--- TASK DATA ---
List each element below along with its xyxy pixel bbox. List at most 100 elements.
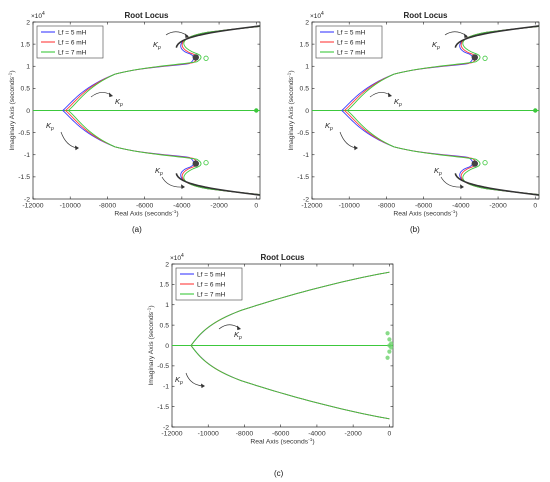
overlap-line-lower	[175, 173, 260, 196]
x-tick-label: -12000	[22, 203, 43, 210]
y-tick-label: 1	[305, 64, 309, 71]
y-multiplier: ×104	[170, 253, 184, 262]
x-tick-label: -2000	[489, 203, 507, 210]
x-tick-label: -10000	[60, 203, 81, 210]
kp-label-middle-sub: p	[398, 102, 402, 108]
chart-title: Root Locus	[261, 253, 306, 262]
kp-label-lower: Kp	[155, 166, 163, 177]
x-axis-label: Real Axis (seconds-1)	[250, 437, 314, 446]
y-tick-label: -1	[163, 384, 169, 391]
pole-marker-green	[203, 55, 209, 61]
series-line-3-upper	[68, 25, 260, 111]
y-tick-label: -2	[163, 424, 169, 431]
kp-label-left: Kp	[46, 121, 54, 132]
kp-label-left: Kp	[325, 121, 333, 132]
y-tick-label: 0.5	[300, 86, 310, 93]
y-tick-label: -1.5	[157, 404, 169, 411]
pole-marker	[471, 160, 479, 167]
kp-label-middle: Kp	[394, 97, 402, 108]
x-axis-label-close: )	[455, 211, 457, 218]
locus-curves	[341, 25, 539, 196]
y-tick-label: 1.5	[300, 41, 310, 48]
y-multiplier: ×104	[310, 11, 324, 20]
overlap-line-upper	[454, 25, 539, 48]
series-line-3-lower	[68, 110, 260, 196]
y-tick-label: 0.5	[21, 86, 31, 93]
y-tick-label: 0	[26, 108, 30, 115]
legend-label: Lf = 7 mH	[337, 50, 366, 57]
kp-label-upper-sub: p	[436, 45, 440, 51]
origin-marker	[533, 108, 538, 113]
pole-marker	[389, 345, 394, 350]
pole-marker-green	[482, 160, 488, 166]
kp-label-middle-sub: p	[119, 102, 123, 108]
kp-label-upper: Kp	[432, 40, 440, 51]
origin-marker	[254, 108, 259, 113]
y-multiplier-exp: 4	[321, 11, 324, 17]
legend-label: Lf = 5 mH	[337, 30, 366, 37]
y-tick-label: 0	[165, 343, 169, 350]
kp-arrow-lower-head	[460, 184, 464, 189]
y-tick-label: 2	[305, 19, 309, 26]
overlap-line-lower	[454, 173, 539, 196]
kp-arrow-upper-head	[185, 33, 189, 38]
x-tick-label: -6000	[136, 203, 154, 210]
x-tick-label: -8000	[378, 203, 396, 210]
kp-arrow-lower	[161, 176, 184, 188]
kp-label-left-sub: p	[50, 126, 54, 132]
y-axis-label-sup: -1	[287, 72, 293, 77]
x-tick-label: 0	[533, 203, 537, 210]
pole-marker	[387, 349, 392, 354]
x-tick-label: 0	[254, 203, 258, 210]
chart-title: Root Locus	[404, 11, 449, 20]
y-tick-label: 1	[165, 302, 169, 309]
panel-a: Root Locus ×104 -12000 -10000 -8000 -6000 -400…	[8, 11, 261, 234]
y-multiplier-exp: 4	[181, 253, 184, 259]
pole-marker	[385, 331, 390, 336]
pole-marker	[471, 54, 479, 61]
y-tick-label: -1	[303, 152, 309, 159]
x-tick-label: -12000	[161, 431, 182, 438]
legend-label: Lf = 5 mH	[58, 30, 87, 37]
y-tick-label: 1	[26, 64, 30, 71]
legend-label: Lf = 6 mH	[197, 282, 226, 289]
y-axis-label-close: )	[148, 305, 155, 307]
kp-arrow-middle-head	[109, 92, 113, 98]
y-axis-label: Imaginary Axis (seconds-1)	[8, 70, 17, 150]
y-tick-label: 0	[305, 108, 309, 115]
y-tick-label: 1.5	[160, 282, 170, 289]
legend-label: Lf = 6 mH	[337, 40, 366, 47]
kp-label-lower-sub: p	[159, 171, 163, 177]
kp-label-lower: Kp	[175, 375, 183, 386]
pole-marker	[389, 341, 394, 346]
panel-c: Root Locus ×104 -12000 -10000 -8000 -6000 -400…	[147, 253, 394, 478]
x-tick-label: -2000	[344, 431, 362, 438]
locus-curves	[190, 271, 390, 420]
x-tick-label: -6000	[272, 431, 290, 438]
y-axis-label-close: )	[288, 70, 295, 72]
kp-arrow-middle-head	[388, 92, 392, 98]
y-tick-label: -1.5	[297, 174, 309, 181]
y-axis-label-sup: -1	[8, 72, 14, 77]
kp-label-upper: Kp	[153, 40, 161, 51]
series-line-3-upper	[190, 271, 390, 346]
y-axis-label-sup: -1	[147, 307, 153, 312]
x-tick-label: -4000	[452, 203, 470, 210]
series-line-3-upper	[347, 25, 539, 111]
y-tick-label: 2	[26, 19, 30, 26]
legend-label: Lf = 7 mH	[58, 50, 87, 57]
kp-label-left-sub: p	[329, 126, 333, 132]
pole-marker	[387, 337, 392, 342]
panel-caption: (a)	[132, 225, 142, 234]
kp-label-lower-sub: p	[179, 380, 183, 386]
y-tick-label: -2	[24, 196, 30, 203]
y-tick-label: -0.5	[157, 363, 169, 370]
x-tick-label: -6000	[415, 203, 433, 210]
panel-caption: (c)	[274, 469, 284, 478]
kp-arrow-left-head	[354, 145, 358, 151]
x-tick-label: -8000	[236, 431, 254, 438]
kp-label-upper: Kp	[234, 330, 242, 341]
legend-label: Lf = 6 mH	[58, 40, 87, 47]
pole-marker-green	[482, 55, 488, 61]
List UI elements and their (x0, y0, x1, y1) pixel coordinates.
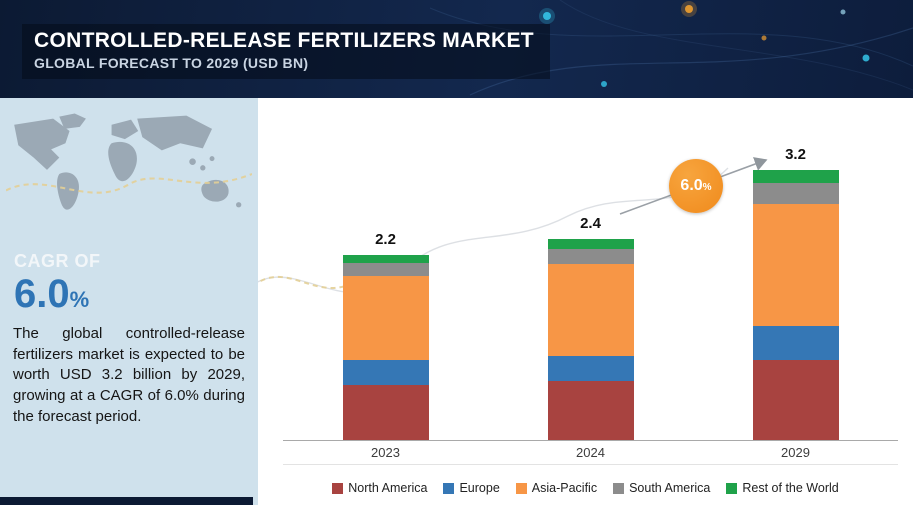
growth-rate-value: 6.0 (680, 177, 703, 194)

--- REQUIREMENTS ---
Reproduce all of the items above verbatim, without the pictures.

--- THE RESPONSE ---
List each element below along with its xyxy pixel bbox. List at most 100 elements.
overlap-line-lower	[175, 173, 260, 196]
x-tick-label: -12000	[22, 203, 43, 210]
y-tick-label: 1	[305, 64, 309, 71]
y-multiplier: ×104	[170, 253, 184, 262]
x-tick-label: -2000	[489, 203, 507, 210]
x-tick-label: -10000	[60, 203, 81, 210]
kp-label-middle-sub: p	[398, 102, 402, 108]
chart-title: Root Locus	[261, 253, 306, 262]
kp-label-lower: Kp	[155, 166, 163, 177]
x-axis-label: Real Axis (seconds-1)	[250, 437, 314, 446]
y-tick-label: -1	[163, 384, 169, 391]
pole-marker-green	[203, 55, 209, 61]
series-line-3-upper	[68, 25, 260, 111]
y-tick-label: -2	[163, 424, 169, 431]
kp-label-left: Kp	[46, 121, 54, 132]
kp-label-left: Kp	[325, 121, 333, 132]
y-tick-label: 0.5	[300, 86, 310, 93]
y-tick-label: -1.5	[157, 404, 169, 411]
pole-marker	[471, 160, 479, 167]
kp-label-middle: Kp	[394, 97, 402, 108]
x-axis-label-close: )	[455, 211, 457, 218]
locus-curves	[341, 25, 539, 196]
y-tick-label: 1.5	[300, 41, 310, 48]
y-multiplier: ×104	[310, 11, 324, 20]
overlap-line-upper	[454, 25, 539, 48]
series-line-3-lower	[68, 110, 260, 196]
y-tick-label: 0.5	[21, 86, 31, 93]
y-tick-label: 0	[26, 108, 30, 115]
legend-label: Lf = 7 mH	[337, 50, 366, 57]
kp-label-upper-sub: p	[436, 45, 440, 51]
origin-marker	[533, 108, 538, 113]
pole-marker	[389, 345, 394, 350]
pole-marker-green	[482, 160, 488, 166]
kp-label-middle-sub: p	[119, 102, 123, 108]
kp-label-upper: Kp	[432, 40, 440, 51]
origin-marker	[254, 108, 259, 113]
y-multiplier-exp: 4	[321, 11, 324, 17]
legend-label: Lf = 5 mH	[337, 30, 366, 37]
y-tick-label: 0	[165, 343, 169, 350]
kp-arrow-lower-head	[460, 184, 464, 189]
y-tick-label: 2	[305, 19, 309, 26]
overlap-line-lower	[454, 173, 539, 196]
kp-arrow-upper-head	[185, 33, 189, 38]
x-tick-label: -6000	[136, 203, 154, 210]
x-tick-label: -8000	[378, 203, 396, 210]
kp-arrow-lower	[161, 176, 184, 188]
kp-label-left-sub: p	[50, 126, 54, 132]
y-axis-label-sup: -1	[287, 72, 293, 77]
x-tick-label: 0	[533, 203, 537, 210]
pole-marker	[387, 349, 392, 354]
x-tick-label: 0	[254, 203, 258, 210]
chart-title: Root Locus	[404, 11, 449, 20]
y-tick-label: 1	[165, 302, 169, 309]
panel-a: Root Locus ×104 -12000 -10000 -8000 -6000 -400…	[8, 11, 261, 234]
y-multiplier-exp: 4	[181, 253, 184, 259]
pole-marker	[385, 331, 390, 336]
pole-marker	[471, 54, 479, 61]
y-tick-label: -1	[303, 152, 309, 159]
x-tick-label: -12000	[161, 431, 182, 438]
legend-label: Lf = 5 mH	[58, 30, 87, 37]
y-tick-label: 1	[26, 64, 30, 71]
legend-label: Lf = 6 mH	[197, 282, 226, 289]
y-axis-label-close: )	[148, 305, 155, 307]
kp-arrow-middle-head	[109, 92, 113, 98]
y-axis-label: Imaginary Axis (seconds-1)	[8, 70, 17, 150]
y-tick-label: 0	[305, 108, 309, 115]
y-tick-label: 1.5	[160, 282, 170, 289]
legend-label: Lf = 6 mH	[337, 40, 366, 47]
kp-label-lower-sub: p	[159, 171, 163, 177]
kp-label-lower: Kp	[175, 375, 183, 386]
pole-marker	[389, 341, 394, 346]
panel-c: Root Locus ×104 -12000 -10000 -8000 -6000 -400…	[147, 253, 394, 478]
x-tick-label: -2000	[344, 431, 362, 438]
locus-curves	[190, 271, 390, 420]
x-tick-label: -6000	[272, 431, 290, 438]
y-axis-label-close: )	[288, 70, 295, 72]
kp-arrow-middle-head	[388, 92, 392, 98]
y-tick-label: -1.5	[297, 174, 309, 181]
y-axis-label-sup: -1	[8, 72, 14, 77]
kp-label-upper: Kp	[153, 40, 161, 51]
series-line-3-upper	[190, 271, 390, 346]
y-axis-label-sup: -1	[147, 307, 153, 312]
x-tick-label: -4000	[452, 203, 470, 210]
series-line-3-upper	[347, 25, 539, 111]
y-tick-label: 2	[26, 19, 30, 26]
legend-label: Lf = 7 mH	[58, 50, 87, 57]
kp-label-left-sub: p	[329, 126, 333, 132]
pole-marker	[387, 337, 392, 342]
panel-caption: (a)	[132, 225, 142, 234]
kp-label-lower-sub: p	[179, 380, 183, 386]
y-tick-label: -2	[24, 196, 30, 203]
y-tick-label: -0.5	[157, 363, 169, 370]
x-tick-label: -6000	[415, 203, 433, 210]
panel-caption: (c)	[274, 469, 284, 478]
kp-arrow-left-head	[354, 145, 358, 151]
x-tick-label: -8000	[236, 431, 254, 438]
kp-label-upper: Kp	[234, 330, 242, 341]
legend-label: Lf = 6 mH	[58, 40, 87, 47]
pole-marker-green	[482, 55, 488, 61]
List UI elements and their (x0, y0, x1, y1) pixel coordinates.
growth-rate-value: 6.0 (680, 177, 703, 194)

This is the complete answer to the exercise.